Filter the entries and keep only the lines where the string "развиваются" appears.

= DATA TO USE =
☆ ☆ ☆ ☆ ☆ ☆ ☆

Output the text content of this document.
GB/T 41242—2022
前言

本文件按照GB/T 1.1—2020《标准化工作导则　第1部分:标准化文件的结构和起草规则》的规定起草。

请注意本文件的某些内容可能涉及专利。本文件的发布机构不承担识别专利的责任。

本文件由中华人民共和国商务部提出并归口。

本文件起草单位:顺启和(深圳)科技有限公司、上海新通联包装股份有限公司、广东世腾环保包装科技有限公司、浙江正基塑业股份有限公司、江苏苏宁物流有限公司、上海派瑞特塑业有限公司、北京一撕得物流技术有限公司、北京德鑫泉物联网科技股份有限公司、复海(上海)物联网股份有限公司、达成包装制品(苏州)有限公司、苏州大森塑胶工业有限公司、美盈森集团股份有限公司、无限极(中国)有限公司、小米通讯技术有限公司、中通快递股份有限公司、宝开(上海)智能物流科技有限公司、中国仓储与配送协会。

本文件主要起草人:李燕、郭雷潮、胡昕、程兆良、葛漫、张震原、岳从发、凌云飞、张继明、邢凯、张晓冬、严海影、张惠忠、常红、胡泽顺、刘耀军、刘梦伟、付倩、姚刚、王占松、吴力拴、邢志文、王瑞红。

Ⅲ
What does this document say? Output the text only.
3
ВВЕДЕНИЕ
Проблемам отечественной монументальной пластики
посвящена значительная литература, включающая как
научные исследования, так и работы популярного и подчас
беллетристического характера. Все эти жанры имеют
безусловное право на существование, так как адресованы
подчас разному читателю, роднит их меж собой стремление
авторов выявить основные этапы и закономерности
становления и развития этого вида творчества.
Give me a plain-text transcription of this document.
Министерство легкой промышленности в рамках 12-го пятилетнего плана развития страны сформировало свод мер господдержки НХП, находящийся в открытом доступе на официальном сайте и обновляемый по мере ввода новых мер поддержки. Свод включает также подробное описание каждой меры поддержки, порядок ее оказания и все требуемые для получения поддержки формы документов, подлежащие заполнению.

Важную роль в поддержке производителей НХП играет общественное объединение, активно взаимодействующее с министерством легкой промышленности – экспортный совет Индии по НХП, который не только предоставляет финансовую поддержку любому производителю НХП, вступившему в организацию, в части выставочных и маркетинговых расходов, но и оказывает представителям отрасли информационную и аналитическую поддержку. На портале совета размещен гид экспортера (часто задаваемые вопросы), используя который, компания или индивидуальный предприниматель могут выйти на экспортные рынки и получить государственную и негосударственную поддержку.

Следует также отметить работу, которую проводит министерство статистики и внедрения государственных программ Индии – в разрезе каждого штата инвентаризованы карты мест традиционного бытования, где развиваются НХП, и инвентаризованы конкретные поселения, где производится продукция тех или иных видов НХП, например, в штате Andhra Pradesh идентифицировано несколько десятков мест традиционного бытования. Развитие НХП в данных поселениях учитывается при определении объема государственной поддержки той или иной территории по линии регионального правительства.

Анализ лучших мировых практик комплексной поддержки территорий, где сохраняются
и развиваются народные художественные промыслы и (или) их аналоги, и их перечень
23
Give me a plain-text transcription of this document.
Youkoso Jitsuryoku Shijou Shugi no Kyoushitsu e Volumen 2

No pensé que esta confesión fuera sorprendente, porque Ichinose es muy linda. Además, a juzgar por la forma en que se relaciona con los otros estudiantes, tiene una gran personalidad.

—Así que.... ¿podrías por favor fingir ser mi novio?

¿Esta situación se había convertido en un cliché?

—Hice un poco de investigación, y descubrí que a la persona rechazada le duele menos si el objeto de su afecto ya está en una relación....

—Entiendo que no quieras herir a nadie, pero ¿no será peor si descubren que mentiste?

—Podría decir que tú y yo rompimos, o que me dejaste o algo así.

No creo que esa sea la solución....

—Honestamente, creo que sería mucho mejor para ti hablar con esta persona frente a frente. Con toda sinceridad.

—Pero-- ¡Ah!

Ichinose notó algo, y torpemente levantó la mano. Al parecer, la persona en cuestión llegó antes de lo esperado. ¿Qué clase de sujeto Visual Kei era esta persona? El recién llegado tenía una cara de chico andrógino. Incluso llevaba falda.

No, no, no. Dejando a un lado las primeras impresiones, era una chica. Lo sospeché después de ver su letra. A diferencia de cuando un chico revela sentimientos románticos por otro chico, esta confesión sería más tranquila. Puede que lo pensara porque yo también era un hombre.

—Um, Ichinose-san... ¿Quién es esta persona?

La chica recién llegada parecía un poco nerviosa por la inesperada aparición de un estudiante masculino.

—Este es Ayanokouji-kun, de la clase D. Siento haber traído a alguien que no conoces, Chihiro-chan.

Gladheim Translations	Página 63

☆ ☆ ☆ ☆ ☆ ☆ ☆

= TASK RESPONSE =
Следует также отметить работу, которую проводит министерство статистики и внедрения государственных программ Индии – в разрезе каждого штата инвентаризованы карты мест традиционного бытования, где развиваются НХП, и инвентаризованы конкретные поселения, где производится продукция тех или иных видов НХП, например, в штате Andhra Pradesh идентифицировано несколько десятков мест традиционного бытования. Развитие НХП в данных поселениях учитывается при определении объема государственной поддержки той или иной территории по линии регионального правительства.
и развиваются народные художественные промыслы и (или) их аналоги, и их перечень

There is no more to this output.